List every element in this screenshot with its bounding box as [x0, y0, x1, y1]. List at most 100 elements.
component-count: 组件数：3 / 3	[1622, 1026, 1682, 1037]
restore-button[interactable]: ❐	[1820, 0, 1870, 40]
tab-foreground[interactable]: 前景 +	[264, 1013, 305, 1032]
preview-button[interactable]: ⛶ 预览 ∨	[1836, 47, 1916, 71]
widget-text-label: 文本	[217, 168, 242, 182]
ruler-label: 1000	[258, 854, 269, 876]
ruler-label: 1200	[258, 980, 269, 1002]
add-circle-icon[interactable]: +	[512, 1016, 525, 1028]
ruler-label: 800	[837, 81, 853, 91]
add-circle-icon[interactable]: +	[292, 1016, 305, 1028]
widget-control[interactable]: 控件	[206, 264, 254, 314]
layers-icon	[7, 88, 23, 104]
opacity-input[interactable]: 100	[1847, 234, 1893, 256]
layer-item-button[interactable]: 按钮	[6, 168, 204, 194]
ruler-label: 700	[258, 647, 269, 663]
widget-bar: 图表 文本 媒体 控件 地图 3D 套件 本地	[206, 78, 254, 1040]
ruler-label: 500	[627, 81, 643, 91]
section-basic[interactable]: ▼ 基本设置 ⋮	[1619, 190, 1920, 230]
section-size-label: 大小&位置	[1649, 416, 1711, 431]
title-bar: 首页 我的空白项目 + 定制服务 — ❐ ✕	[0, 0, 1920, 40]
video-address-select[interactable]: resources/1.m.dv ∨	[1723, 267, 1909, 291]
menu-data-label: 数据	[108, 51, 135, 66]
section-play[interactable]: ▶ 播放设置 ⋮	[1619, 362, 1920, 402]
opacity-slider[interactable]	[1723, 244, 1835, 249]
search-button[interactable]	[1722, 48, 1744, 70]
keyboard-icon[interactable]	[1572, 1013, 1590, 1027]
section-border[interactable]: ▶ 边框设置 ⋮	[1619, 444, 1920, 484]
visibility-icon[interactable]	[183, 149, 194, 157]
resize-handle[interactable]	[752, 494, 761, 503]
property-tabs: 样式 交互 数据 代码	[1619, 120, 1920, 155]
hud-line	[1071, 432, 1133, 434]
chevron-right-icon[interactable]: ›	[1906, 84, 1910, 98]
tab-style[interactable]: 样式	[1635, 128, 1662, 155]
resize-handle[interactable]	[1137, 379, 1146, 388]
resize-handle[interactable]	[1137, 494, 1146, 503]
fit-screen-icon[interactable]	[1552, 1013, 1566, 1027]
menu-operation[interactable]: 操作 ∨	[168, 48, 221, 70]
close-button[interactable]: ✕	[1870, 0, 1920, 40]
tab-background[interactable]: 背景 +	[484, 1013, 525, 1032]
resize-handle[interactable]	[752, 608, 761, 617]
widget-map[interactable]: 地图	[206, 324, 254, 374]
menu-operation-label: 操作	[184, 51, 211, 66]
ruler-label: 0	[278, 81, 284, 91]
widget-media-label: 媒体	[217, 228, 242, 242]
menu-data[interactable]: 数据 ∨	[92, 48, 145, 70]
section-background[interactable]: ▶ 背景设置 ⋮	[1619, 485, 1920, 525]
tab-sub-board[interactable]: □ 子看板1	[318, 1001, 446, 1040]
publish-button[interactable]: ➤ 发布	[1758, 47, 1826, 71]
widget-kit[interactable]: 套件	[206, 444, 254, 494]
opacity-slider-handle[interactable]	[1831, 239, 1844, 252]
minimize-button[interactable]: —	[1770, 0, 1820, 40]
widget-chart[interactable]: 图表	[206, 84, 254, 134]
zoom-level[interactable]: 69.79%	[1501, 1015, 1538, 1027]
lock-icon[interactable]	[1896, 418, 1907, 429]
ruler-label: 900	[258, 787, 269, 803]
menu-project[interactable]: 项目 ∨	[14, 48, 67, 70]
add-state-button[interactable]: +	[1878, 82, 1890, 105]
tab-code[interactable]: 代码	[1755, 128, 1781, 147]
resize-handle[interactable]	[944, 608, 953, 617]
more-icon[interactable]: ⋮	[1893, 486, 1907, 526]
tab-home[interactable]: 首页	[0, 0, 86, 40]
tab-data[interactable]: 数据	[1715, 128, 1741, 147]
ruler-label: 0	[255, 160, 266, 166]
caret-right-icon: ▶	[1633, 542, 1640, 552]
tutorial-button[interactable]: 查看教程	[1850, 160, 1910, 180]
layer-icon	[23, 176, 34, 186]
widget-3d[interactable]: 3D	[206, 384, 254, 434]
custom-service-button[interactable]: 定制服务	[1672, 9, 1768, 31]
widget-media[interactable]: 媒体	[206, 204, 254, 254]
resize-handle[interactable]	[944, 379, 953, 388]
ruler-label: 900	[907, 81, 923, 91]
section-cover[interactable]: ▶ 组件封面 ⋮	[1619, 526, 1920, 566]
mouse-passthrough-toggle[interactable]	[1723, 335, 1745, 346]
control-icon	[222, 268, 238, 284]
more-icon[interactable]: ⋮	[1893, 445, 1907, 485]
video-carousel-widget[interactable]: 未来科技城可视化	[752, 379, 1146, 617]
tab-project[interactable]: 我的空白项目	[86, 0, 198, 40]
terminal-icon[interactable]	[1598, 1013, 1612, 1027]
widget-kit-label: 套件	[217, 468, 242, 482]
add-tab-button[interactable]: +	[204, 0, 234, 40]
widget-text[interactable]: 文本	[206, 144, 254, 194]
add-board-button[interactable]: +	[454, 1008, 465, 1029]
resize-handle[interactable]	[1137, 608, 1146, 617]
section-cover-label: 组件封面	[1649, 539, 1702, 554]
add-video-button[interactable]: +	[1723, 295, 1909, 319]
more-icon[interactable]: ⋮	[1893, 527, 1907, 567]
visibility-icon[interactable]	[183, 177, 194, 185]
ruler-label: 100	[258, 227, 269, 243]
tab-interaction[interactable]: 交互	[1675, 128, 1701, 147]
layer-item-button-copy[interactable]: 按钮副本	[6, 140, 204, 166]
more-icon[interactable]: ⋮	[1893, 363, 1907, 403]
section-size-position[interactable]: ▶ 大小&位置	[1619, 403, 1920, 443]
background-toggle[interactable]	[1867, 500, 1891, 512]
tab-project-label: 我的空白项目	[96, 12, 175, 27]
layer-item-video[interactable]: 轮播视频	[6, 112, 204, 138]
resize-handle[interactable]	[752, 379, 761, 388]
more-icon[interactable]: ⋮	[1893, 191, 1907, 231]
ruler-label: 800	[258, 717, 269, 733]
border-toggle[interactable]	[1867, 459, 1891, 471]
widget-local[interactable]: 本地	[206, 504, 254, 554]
——————————
Arrange every one of the rows above as a numbered list, leaving out any blank lines.

1. List every element in this screenshot with its bounding box as [x0, y0, x1, y1]. List at most 100 elements.
2. component-count: 组件数：3 / 3	[1622, 1026, 1682, 1037]
3. restore-button[interactable]: ❐	[1820, 0, 1870, 40]
4. tab-foreground[interactable]: 前景 +	[264, 1013, 305, 1032]
5. preview-button[interactable]: ⛶ 预览 ∨	[1836, 47, 1916, 71]
6. widget-text-label: 文本	[217, 168, 242, 182]
7. ruler-label: 1000	[258, 854, 269, 876]
8. ruler-label: 1200	[258, 980, 269, 1002]
9. add-circle-icon[interactable]: +	[512, 1016, 525, 1028]
10. ruler-label: 800	[837, 81, 853, 91]
11. add-circle-icon[interactable]: +	[292, 1016, 305, 1028]
12. widget-control[interactable]: 控件	[206, 264, 254, 314]
13. layers-icon	[7, 88, 23, 104]
14. opacity-input[interactable]: 100	[1847, 234, 1893, 256]
15. layer-item-button[interactable]: 按钮	[6, 168, 204, 194]
16. ruler-label: 700	[258, 647, 269, 663]
17. widget-bar: 图表 文本 媒体 控件 地图 3D 套件 本地	[206, 78, 254, 1040]
18. ruler-label: 500	[627, 81, 643, 91]
19. section-basic[interactable]: ▼ 基本设置 ⋮	[1619, 190, 1920, 230]
20. section-size-label: 大小&位置	[1649, 416, 1711, 431]
21. title-bar: 首页 我的空白项目 + 定制服务 — ❐ ✕	[0, 0, 1920, 40]
22. video-address-select[interactable]: resources/1.m.dv ∨	[1723, 267, 1909, 291]
23. menu-data-label: 数据	[108, 51, 135, 66]
24. section-play[interactable]: ▶ 播放设置 ⋮	[1619, 362, 1920, 402]
25. opacity-slider[interactable]	[1723, 244, 1835, 249]
26. search-button[interactable]	[1722, 48, 1744, 70]
27. keyboard-icon[interactable]	[1572, 1013, 1590, 1027]
28. section-border[interactable]: ▶ 边框设置 ⋮	[1619, 444, 1920, 484]
29. visibility-icon[interactable]	[183, 149, 194, 157]
30. resize-handle[interactable]	[752, 494, 761, 503]
31. property-tabs: 样式 交互 数据 代码	[1619, 120, 1920, 155]
32. hud-line	[1071, 432, 1133, 434]
33. chevron-right-icon[interactable]: ›	[1906, 84, 1910, 98]
34. tab-style[interactable]: 样式	[1635, 128, 1662, 155]
35. resize-handle[interactable]	[1137, 379, 1146, 388]
36. resize-handle[interactable]	[1137, 494, 1146, 503]
37. fit-screen-icon[interactable]	[1552, 1013, 1566, 1027]
38. menu-operation[interactable]: 操作 ∨	[168, 48, 221, 70]
39. close-button[interactable]: ✕	[1870, 0, 1920, 40]
40. tab-background[interactable]: 背景 +	[484, 1013, 525, 1032]
41. resize-handle[interactable]	[752, 608, 761, 617]
42. widget-map[interactable]: 地图	[206, 324, 254, 374]
43. menu-operation-label: 操作	[184, 51, 211, 66]
44. ruler-label: 0	[278, 81, 284, 91]
45. widget-media-label: 媒体	[217, 228, 242, 242]
46. menu-data[interactable]: 数据 ∨	[92, 48, 145, 70]
47. section-background[interactable]: ▶ 背景设置 ⋮	[1619, 485, 1920, 525]
48. tab-sub-board[interactable]: □ 子看板1	[318, 1001, 446, 1040]
49. publish-button[interactable]: ➤ 发布	[1758, 47, 1826, 71]
50. widget-kit[interactable]: 套件	[206, 444, 254, 494]
51. opacity-slider-handle[interactable]	[1831, 239, 1844, 252]
52. minimize-button[interactable]: —	[1770, 0, 1820, 40]
53. widget-chart[interactable]: 图表	[206, 84, 254, 134]
54. zoom-level[interactable]: 69.79%	[1501, 1015, 1538, 1027]
55. lock-icon[interactable]	[1896, 418, 1907, 429]
56. ruler-label: 900	[258, 787, 269, 803]
57. menu-project[interactable]: 项目 ∨	[14, 48, 67, 70]
58. add-state-button[interactable]: +	[1878, 82, 1890, 105]
59. tab-code[interactable]: 代码	[1755, 128, 1781, 147]
60. resize-handle[interactable]	[944, 608, 953, 617]
61. more-icon[interactable]: ⋮	[1893, 486, 1907, 526]
62. tab-home[interactable]: 首页	[0, 0, 86, 40]
63. tab-data[interactable]: 数据	[1715, 128, 1741, 147]
64. ruler-label: 0	[255, 160, 266, 166]
65. caret-right-icon: ▶	[1633, 542, 1640, 552]
66. tutorial-button[interactable]: 查看教程	[1850, 160, 1910, 180]
67. layer-icon	[23, 176, 34, 186]
68. widget-3d[interactable]: 3D	[206, 384, 254, 434]
69. custom-service-button[interactable]: 定制服务	[1672, 9, 1768, 31]
70. widget-media[interactable]: 媒体	[206, 204, 254, 254]
71. resize-handle[interactable]	[944, 379, 953, 388]
72. ruler-label: 900	[907, 81, 923, 91]
73. section-cover[interactable]: ▶ 组件封面 ⋮	[1619, 526, 1920, 566]
74. mouse-passthrough-toggle[interactable]	[1723, 335, 1745, 346]
75. control-icon	[222, 268, 238, 284]
76. more-icon[interactable]: ⋮	[1893, 445, 1907, 485]
77. video-carousel-widget[interactable]: 未来科技城可视化	[752, 379, 1146, 617]
78. tab-project[interactable]: 我的空白项目	[86, 0, 198, 40]
79. terminal-icon[interactable]	[1598, 1013, 1612, 1027]
80. widget-kit-label: 套件	[217, 468, 242, 482]
81. add-tab-button[interactable]: +	[204, 0, 234, 40]
82. widget-text[interactable]: 文本	[206, 144, 254, 194]
83. add-board-button[interactable]: +	[454, 1008, 465, 1029]
84. resize-handle[interactable]	[1137, 608, 1146, 617]
85. section-cover-label: 组件封面	[1649, 539, 1702, 554]
86. add-video-button[interactable]: +	[1723, 295, 1909, 319]
87. more-icon[interactable]: ⋮	[1893, 527, 1907, 567]
88. visibility-icon[interactable]	[183, 177, 194, 185]
89. ruler-label: 100	[258, 227, 269, 243]
90. tab-interaction[interactable]: 交互	[1675, 128, 1701, 147]
91. layer-item-button-copy[interactable]: 按钮副本	[6, 140, 204, 166]
92. more-icon[interactable]: ⋮	[1893, 363, 1907, 403]
93. section-size-position[interactable]: ▶ 大小&位置	[1619, 403, 1920, 443]
94. background-toggle[interactable]	[1867, 500, 1891, 512]
95. tab-project-label: 我的空白项目	[96, 12, 175, 27]
96. layer-item-video[interactable]: 轮播视频	[6, 112, 204, 138]
97. resize-handle[interactable]	[752, 379, 761, 388]
98. more-icon[interactable]: ⋮	[1893, 191, 1907, 231]
99. ruler-label: 800	[258, 717, 269, 733]
100. border-toggle[interactable]	[1867, 459, 1891, 471]
101. widget-local[interactable]: 本地	[206, 504, 254, 554]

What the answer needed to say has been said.